-- Required work --
State how many lines of the entries below hold the word "cranks"; reply with nothing but the number.

[Stored data]
===
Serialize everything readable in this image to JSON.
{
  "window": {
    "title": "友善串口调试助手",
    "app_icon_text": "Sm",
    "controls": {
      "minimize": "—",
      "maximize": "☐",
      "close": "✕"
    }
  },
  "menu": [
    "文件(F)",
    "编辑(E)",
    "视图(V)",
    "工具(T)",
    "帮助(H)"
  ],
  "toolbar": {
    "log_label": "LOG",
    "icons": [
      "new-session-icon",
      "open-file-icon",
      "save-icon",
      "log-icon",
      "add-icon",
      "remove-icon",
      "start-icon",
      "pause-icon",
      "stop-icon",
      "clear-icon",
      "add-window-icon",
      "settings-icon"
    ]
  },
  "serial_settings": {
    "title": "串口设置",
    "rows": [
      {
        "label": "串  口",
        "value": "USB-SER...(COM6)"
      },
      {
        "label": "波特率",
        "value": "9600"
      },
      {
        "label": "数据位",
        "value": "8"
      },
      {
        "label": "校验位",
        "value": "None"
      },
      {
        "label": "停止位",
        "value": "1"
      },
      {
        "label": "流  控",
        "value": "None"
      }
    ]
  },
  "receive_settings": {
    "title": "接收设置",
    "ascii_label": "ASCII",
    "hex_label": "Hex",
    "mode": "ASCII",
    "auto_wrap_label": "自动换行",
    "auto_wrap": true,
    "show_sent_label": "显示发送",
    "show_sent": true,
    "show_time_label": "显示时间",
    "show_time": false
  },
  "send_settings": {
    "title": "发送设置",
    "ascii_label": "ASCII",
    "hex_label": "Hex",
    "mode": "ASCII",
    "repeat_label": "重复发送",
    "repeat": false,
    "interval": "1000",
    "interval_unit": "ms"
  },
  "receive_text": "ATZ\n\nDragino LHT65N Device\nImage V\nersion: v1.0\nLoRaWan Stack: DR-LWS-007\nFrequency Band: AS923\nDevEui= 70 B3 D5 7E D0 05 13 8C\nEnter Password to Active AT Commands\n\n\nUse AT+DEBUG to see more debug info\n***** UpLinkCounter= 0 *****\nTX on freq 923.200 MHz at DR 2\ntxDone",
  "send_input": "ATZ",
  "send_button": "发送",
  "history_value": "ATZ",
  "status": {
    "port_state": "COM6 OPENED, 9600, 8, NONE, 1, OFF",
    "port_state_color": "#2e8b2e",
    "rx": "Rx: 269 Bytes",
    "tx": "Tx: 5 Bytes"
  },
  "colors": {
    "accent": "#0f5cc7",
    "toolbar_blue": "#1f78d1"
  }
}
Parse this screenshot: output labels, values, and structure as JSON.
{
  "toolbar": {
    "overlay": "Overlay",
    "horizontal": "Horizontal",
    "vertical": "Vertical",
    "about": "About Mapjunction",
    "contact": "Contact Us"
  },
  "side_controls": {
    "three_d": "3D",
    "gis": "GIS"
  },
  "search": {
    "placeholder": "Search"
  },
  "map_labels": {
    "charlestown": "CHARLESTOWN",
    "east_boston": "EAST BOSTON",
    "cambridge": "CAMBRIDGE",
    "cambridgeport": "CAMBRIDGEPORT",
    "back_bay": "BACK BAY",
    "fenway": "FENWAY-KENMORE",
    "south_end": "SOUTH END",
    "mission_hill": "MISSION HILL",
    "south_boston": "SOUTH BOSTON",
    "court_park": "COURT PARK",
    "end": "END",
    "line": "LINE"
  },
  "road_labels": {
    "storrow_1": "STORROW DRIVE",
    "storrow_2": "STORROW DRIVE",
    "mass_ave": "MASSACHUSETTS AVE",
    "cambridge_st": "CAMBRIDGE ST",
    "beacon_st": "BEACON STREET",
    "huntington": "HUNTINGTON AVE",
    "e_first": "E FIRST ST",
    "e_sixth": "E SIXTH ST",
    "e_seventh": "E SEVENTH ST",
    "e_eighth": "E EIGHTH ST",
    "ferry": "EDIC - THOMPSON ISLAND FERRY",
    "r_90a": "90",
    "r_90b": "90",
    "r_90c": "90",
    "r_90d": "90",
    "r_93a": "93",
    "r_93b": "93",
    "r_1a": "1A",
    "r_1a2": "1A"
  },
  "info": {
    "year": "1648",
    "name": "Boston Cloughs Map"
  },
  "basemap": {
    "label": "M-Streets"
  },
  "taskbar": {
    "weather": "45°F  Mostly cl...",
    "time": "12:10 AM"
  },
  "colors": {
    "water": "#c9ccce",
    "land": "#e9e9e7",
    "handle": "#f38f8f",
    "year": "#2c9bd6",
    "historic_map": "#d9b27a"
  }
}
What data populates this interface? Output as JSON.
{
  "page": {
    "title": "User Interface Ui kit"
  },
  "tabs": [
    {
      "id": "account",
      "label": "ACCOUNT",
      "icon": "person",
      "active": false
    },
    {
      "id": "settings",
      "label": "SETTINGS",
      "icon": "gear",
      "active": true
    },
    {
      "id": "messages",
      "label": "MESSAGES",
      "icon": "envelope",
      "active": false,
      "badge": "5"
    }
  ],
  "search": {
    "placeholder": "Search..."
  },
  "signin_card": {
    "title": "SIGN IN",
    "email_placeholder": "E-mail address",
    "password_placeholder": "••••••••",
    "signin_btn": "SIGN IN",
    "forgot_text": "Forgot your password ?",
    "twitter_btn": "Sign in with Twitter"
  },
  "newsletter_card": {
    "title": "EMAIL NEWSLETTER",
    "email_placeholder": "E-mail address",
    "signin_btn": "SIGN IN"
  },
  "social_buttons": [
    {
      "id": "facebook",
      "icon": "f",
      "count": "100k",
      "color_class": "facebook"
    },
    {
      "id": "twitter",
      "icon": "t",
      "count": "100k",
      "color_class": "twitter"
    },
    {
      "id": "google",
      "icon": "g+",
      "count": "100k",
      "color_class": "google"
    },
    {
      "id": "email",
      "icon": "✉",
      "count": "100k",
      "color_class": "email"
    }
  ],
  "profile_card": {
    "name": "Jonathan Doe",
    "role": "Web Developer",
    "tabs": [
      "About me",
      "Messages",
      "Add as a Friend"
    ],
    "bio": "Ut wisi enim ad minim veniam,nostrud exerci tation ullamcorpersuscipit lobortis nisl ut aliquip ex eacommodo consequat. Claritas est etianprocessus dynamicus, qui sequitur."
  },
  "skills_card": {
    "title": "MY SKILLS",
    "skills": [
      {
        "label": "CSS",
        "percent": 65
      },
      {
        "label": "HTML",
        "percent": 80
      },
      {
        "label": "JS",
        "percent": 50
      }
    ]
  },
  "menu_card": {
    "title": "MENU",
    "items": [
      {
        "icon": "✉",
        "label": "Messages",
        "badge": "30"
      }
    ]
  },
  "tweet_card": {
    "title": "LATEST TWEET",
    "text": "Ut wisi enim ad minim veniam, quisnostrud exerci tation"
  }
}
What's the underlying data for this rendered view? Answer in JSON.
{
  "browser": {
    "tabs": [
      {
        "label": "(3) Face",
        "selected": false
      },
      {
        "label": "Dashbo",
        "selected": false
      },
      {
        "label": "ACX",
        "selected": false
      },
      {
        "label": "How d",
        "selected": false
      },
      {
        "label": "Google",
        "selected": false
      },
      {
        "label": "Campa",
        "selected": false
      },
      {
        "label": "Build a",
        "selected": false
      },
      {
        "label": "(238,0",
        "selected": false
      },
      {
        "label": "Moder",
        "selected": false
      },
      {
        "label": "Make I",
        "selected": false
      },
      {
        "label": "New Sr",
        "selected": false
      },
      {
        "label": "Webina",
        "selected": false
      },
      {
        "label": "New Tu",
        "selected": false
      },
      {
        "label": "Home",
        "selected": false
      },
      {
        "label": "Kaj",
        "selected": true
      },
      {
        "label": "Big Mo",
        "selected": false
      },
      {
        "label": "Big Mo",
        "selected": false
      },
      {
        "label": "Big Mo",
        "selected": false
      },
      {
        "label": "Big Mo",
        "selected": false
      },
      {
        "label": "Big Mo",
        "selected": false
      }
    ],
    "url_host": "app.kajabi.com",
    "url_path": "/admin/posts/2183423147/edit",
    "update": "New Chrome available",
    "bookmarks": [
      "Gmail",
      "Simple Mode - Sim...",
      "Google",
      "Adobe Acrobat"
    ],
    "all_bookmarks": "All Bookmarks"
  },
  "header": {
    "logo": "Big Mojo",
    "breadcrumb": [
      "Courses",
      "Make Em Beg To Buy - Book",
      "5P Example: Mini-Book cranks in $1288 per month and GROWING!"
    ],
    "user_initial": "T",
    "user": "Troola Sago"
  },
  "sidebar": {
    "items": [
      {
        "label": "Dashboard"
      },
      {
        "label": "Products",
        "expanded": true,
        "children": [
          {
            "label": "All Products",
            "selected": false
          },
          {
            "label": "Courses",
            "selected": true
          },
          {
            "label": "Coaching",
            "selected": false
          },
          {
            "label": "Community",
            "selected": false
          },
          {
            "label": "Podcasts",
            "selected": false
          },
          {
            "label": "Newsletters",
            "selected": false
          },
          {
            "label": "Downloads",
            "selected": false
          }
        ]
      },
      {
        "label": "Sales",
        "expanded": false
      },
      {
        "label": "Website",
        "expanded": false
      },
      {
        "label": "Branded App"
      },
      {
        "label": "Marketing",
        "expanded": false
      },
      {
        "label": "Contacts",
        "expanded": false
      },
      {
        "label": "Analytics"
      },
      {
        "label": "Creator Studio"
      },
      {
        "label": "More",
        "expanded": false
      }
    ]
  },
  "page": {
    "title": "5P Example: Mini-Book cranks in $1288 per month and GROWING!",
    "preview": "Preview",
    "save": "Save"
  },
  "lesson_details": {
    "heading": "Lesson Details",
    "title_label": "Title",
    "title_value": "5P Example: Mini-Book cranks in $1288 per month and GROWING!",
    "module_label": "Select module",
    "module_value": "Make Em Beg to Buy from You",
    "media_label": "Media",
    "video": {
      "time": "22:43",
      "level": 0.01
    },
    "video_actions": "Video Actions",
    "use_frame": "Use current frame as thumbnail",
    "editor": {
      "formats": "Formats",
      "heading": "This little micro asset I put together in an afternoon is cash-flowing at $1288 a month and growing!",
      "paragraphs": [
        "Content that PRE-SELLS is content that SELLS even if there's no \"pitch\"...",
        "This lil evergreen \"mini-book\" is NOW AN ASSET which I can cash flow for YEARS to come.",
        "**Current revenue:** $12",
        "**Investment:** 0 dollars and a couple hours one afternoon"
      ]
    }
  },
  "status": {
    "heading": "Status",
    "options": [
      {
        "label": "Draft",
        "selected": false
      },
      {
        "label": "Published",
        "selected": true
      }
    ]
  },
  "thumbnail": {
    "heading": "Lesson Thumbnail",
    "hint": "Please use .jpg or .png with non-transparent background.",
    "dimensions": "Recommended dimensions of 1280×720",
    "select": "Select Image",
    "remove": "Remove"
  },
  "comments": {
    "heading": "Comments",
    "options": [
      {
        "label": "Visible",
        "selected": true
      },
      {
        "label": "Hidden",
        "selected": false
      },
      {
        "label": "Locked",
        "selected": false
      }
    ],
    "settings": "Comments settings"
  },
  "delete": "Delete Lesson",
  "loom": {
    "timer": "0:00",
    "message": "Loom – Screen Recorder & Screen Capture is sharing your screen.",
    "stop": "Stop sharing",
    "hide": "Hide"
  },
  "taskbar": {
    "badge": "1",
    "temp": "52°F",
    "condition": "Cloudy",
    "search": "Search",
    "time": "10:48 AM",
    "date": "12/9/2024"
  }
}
===
-- Solution to this exercise --
3